*Challenges*.
1. In the text on Guilhermina Suggia, with whom did she study in Paris?
2. Condense the paragraph of the Guilhermina Suggia text that begins "Guilhermina Augusta Xavier de Medim Suggia Carteado Mena (27 June 1885" into a bulleted list, keeping its main facts.

*Page excerpt*.
-----
- Suggia, in an undated photo
- Born: Guilhermina Augusta Xavier de Medim Suggia Carteado Mena 27 June 1885 Porto, Portugal
- Died: 30 July 1950 (aged 65) Porto, Portugal
- Occupation: Cellist
- Years active: 1897–1949
- Style: Classical
- Spouse: Jose Mena ​ ​(m. 1927; died 1949)​
- Partners: Pablo Casals; Edward Hudson;

= Guilhermina Suggia =

Portuguese cellist (1885–1950)

Guilhermina Augusta Xavier de Medim Suggia Carteado Mena (27 June 1885 – 30 July 1950), known as Guilhermina Suggia, was a Portuguese cellist. She studied in Paris with Pablo Casals and built up an international reputation. She spent many years living in the United Kingdom, where she was particularly celebrated. She retired in 1939, but emerged from retirement to give concerts in Britain. Her last was in 1949, the year before her death.
-----
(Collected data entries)
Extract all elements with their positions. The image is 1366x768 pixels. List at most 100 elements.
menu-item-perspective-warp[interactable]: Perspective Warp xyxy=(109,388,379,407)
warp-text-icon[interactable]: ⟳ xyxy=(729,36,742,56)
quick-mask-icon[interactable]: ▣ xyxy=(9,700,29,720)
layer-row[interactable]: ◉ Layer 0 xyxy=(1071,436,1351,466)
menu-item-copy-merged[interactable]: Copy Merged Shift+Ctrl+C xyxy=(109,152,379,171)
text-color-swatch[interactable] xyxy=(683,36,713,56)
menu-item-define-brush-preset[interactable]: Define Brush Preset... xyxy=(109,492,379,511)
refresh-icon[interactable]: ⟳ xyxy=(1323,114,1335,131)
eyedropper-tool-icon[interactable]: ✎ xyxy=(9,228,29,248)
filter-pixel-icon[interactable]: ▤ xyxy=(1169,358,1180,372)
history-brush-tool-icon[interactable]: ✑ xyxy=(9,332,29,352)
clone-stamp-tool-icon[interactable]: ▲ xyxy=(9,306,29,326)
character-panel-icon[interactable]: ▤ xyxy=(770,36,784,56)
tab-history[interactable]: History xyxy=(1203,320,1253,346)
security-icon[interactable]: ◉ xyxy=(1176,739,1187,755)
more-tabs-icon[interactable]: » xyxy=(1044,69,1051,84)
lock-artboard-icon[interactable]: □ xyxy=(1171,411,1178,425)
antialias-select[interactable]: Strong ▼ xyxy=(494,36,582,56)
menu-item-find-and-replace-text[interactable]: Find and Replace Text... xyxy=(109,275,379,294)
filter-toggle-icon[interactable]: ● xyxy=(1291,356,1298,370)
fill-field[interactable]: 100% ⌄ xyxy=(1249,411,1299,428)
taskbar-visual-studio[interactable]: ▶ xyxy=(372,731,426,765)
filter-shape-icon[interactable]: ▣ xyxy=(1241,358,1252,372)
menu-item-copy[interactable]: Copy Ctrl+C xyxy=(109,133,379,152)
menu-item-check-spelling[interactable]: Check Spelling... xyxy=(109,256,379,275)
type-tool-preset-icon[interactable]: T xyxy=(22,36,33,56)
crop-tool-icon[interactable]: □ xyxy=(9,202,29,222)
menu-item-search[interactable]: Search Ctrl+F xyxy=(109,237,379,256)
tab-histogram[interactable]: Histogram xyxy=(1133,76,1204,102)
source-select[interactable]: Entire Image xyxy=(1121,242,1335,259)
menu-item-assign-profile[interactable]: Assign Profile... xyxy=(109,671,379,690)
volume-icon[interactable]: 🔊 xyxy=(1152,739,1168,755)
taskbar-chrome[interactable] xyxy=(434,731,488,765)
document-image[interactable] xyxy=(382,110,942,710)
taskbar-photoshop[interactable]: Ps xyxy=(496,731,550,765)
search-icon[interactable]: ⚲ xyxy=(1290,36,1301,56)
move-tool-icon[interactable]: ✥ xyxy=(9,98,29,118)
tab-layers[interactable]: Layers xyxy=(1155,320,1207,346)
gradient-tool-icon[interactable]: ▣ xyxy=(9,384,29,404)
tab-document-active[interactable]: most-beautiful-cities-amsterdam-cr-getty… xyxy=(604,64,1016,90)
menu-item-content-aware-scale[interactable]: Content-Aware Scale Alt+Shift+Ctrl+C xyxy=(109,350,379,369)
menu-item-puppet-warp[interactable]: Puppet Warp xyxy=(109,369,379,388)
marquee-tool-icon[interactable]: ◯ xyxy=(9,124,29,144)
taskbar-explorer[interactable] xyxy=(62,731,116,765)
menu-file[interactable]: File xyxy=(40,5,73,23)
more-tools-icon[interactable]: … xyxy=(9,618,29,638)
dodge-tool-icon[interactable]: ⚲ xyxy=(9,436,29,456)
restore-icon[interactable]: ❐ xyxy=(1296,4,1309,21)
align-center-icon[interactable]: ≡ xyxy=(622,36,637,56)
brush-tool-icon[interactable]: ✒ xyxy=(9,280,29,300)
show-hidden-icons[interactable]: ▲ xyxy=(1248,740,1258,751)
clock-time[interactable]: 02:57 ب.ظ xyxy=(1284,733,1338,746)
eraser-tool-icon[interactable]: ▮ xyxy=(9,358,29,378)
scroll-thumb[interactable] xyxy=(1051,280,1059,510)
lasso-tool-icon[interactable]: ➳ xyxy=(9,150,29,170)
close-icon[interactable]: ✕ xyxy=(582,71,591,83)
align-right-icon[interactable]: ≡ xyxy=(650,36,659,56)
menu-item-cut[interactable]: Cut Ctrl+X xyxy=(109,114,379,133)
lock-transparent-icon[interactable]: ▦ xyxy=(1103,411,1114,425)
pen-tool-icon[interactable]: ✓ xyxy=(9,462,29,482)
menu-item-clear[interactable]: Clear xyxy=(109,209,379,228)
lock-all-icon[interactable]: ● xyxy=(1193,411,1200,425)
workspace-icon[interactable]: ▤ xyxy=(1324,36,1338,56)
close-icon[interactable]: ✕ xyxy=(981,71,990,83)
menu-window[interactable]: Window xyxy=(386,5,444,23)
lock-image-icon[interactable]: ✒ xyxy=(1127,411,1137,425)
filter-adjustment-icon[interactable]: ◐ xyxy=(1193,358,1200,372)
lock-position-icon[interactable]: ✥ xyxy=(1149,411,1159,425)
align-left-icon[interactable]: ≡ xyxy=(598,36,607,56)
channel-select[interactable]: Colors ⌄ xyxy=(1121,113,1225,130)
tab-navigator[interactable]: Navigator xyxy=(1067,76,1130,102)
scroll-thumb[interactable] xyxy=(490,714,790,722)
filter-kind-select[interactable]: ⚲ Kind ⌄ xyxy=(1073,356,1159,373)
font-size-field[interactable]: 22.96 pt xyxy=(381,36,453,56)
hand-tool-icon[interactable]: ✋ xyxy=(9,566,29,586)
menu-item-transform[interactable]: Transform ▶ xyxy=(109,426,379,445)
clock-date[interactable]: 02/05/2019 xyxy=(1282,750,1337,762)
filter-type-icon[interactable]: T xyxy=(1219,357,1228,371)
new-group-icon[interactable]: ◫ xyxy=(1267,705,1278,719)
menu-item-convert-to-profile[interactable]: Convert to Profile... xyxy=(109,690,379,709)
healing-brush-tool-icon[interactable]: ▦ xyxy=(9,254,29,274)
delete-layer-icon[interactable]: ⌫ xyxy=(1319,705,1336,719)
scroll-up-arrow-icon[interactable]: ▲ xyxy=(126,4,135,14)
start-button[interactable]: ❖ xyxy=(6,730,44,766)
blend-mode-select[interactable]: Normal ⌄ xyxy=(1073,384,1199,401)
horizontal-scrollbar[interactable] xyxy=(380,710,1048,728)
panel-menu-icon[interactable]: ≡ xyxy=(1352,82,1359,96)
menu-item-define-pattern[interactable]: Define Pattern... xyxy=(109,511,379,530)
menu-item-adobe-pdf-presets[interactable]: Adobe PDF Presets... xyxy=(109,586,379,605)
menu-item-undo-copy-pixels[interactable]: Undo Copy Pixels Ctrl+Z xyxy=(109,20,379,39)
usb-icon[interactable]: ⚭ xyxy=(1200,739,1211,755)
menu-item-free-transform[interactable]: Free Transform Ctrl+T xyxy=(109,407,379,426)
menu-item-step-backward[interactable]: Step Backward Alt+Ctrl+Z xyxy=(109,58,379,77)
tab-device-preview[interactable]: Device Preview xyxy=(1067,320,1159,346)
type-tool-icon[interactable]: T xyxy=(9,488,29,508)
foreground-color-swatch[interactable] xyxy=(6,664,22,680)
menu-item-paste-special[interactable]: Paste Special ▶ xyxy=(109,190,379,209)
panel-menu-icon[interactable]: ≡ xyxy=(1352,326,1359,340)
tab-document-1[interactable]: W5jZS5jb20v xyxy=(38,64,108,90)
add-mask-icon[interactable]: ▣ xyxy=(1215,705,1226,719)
-----
*Results of the exercise*.
1. Pablo Casals.

2.
- Guilhermina Suggia (27 June 1885 – 30 July 1950) was a Portuguese cellist.
- She studied in Paris with Pablo Casals and built an international reputation.
- She lived for many years in the United Kingdom, where she was especially celebrated.
- She retired in 1939 but returned to give concerts in Britain.
- Her last concert was in 1949, the year before her death.